**REQUIREMENT**
State only how many lines below include the string "name".

** begin SOURCE MATERIAL **

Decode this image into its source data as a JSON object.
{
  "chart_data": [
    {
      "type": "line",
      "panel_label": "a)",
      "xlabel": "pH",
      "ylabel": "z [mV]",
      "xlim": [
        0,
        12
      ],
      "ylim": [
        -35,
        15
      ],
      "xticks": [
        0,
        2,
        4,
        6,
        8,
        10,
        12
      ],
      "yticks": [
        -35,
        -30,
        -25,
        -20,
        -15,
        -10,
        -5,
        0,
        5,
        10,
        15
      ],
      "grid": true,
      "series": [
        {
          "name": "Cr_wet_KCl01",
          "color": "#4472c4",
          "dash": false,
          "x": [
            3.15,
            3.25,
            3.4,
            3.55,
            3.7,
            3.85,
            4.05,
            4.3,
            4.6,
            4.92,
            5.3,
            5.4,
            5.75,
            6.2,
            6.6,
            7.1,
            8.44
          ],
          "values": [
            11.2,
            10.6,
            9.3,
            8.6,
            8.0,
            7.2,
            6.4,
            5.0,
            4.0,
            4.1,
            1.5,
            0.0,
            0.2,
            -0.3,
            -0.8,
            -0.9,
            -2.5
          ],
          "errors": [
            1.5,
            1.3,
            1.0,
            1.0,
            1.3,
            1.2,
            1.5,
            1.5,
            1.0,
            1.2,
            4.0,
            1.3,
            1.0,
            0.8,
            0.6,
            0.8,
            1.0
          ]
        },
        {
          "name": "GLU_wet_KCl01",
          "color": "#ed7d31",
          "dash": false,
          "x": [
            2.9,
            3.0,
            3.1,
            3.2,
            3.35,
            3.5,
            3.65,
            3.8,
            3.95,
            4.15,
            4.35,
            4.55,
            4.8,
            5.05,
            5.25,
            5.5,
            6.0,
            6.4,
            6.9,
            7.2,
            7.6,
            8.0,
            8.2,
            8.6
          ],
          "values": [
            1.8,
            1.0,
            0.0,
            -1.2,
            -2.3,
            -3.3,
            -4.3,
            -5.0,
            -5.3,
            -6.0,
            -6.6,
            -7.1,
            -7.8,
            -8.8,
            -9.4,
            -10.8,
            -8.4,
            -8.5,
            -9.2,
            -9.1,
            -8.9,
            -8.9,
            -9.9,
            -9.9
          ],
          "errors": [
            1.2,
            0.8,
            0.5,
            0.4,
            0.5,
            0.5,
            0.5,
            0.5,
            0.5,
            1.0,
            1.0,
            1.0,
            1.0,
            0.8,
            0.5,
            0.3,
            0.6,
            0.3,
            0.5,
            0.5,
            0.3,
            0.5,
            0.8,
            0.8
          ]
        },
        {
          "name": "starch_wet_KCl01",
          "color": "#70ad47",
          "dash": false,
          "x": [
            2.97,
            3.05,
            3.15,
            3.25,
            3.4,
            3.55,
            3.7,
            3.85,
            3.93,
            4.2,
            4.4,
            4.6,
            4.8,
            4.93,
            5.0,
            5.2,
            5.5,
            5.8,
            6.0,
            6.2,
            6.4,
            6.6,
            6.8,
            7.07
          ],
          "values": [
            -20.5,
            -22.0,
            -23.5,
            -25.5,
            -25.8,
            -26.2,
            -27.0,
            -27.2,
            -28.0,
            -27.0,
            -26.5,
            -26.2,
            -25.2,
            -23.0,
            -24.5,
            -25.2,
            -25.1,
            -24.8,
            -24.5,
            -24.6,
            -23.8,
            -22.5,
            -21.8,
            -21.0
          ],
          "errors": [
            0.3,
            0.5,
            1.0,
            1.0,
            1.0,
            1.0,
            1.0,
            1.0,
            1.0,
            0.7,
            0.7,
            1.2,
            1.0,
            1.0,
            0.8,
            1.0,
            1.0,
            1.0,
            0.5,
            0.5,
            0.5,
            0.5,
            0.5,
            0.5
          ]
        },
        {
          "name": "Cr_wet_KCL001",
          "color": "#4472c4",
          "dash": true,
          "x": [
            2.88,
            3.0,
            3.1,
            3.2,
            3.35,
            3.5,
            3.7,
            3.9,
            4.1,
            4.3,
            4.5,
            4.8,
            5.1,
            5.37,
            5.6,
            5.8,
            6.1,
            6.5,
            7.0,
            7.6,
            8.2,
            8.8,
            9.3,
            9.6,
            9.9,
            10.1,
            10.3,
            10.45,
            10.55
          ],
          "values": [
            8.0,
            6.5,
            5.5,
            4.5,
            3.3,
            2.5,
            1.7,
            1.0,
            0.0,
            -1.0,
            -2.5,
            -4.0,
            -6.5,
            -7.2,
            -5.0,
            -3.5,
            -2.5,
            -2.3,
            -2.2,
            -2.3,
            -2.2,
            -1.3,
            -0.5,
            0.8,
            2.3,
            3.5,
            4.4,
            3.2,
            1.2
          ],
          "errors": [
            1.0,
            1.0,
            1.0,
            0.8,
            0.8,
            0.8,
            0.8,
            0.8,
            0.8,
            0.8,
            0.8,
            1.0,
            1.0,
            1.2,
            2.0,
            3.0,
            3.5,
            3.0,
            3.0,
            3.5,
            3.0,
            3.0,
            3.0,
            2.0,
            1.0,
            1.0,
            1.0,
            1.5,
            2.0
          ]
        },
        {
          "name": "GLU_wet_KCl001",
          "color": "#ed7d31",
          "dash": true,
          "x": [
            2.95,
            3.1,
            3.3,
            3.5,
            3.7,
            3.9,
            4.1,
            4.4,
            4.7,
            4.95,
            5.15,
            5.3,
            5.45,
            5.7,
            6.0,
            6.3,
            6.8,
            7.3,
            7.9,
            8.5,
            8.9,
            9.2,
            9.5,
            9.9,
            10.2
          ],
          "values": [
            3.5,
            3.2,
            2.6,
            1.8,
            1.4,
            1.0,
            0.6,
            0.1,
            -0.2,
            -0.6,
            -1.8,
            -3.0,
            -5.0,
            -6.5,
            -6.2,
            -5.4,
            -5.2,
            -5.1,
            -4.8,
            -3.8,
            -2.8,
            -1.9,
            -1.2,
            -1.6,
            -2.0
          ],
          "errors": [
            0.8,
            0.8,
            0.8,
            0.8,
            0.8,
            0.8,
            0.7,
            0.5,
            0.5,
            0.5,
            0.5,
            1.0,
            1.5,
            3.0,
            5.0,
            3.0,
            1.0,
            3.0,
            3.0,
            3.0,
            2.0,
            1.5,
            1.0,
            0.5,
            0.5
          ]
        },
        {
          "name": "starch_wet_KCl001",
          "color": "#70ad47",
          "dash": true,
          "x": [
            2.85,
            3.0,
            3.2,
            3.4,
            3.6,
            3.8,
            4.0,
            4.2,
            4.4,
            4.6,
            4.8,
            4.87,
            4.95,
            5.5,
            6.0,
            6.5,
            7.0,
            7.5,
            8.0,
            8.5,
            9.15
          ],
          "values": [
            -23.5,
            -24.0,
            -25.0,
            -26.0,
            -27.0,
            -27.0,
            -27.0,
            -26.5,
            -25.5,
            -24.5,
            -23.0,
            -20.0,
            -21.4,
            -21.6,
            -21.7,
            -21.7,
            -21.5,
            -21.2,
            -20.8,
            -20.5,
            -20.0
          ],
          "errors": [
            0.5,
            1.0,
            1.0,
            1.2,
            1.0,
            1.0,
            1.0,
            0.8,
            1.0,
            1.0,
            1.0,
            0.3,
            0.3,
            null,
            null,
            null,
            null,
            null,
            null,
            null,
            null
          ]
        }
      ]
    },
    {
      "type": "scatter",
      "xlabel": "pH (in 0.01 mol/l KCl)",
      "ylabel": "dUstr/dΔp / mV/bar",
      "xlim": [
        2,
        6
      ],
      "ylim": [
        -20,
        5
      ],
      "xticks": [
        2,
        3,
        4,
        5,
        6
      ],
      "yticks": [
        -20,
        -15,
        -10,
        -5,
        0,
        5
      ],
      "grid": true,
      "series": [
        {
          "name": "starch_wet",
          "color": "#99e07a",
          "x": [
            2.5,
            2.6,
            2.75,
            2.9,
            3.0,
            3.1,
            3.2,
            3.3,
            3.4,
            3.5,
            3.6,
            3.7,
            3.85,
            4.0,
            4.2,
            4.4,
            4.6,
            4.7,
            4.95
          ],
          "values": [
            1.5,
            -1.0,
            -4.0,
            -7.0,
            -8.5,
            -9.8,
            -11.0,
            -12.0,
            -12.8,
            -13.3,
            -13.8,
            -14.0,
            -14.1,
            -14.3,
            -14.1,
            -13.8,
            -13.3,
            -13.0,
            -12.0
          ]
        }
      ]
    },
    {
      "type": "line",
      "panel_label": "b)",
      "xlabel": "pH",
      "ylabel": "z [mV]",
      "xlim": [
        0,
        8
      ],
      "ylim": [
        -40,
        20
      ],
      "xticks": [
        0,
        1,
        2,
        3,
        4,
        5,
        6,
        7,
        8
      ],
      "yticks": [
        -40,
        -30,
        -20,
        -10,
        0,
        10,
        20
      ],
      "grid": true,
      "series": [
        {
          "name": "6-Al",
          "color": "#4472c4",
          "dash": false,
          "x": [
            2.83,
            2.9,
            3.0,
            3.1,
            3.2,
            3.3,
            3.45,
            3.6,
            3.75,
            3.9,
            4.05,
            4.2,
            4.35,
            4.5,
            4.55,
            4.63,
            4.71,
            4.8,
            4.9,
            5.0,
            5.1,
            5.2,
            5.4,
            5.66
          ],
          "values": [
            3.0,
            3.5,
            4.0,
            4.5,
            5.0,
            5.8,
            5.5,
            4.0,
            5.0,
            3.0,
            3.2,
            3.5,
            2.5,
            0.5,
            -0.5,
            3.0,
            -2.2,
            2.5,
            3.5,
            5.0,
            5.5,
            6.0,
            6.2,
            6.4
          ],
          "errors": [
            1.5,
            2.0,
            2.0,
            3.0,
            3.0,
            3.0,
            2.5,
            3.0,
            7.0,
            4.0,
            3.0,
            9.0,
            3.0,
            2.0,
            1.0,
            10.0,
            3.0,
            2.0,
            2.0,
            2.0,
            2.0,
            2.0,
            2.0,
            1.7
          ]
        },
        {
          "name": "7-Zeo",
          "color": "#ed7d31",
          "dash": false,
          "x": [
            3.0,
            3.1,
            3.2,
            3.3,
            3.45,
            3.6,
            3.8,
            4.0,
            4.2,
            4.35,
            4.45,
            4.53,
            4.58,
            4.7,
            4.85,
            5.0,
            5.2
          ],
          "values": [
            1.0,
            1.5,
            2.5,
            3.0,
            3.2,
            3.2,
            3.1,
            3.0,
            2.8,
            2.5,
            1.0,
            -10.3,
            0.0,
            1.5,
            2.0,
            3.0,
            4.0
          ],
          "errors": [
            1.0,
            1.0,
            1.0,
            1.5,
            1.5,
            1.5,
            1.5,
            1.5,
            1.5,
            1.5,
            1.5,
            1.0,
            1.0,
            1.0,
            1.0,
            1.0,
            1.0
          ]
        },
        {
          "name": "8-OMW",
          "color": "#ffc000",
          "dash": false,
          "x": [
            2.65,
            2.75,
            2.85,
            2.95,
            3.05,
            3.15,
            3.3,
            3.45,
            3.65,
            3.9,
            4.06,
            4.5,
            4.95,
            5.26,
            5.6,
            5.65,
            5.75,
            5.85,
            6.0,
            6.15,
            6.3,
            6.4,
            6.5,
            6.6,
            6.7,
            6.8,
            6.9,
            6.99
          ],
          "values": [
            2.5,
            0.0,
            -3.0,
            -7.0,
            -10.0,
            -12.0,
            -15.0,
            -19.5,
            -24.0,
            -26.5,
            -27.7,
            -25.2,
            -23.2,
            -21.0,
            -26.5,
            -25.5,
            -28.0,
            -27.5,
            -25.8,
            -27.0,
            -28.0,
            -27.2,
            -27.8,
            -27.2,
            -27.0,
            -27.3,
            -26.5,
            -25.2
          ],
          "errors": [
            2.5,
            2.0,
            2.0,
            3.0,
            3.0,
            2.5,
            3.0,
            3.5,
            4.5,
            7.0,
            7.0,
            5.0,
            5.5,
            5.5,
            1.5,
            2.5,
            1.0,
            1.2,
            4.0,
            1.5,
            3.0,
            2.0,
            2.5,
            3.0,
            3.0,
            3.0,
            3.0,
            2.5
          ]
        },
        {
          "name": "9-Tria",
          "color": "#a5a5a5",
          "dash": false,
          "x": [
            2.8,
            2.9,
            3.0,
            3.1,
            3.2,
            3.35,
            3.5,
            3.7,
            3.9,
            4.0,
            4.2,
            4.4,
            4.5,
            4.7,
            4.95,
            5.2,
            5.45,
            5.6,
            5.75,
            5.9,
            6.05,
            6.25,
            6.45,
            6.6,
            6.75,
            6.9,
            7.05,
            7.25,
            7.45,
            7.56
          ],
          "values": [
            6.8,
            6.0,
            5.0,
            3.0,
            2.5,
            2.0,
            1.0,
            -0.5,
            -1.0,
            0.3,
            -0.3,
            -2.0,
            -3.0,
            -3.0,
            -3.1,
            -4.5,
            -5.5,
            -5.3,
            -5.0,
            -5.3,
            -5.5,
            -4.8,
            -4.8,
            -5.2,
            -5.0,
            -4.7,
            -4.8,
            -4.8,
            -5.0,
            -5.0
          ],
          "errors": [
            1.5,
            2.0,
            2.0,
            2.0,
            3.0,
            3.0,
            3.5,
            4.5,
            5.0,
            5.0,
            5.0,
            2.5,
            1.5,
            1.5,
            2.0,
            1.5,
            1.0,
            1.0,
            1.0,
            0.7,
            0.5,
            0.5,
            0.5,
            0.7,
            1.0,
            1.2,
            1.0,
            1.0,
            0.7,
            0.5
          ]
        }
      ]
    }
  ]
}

** end SOURCE MATERIAL **

**TASK SOLUTION**
11